Data rows:
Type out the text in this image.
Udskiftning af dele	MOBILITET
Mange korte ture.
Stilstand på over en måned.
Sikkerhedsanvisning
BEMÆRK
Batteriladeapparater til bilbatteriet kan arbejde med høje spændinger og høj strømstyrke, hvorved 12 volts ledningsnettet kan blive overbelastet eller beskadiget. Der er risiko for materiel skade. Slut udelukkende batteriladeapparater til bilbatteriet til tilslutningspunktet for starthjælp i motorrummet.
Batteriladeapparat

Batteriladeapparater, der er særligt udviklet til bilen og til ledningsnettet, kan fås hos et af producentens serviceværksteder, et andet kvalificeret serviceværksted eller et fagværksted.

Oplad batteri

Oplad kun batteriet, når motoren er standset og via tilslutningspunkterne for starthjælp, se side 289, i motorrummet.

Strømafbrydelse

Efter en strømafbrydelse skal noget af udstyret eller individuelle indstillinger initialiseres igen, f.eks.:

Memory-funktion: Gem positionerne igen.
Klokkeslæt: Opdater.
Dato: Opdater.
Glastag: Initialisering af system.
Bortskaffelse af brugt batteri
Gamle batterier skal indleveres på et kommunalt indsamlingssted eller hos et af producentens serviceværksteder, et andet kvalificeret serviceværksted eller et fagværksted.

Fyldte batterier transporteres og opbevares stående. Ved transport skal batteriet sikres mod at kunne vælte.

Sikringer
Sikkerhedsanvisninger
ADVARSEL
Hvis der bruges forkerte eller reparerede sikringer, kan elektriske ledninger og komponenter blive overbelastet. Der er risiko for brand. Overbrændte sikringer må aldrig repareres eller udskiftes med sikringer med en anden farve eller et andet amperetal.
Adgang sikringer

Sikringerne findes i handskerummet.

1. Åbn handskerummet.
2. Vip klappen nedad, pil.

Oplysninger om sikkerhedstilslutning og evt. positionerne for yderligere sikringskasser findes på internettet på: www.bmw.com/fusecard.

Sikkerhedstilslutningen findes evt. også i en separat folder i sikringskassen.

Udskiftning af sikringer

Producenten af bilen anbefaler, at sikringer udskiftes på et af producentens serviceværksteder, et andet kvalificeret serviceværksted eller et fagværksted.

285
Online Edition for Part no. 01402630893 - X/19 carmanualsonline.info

Given request: Using the listing above, gather each line that holds the string "handskerummet" and copy it.

Finished answer:
Sikringerne findes i handskerummet.
1. Åbn handskerummet.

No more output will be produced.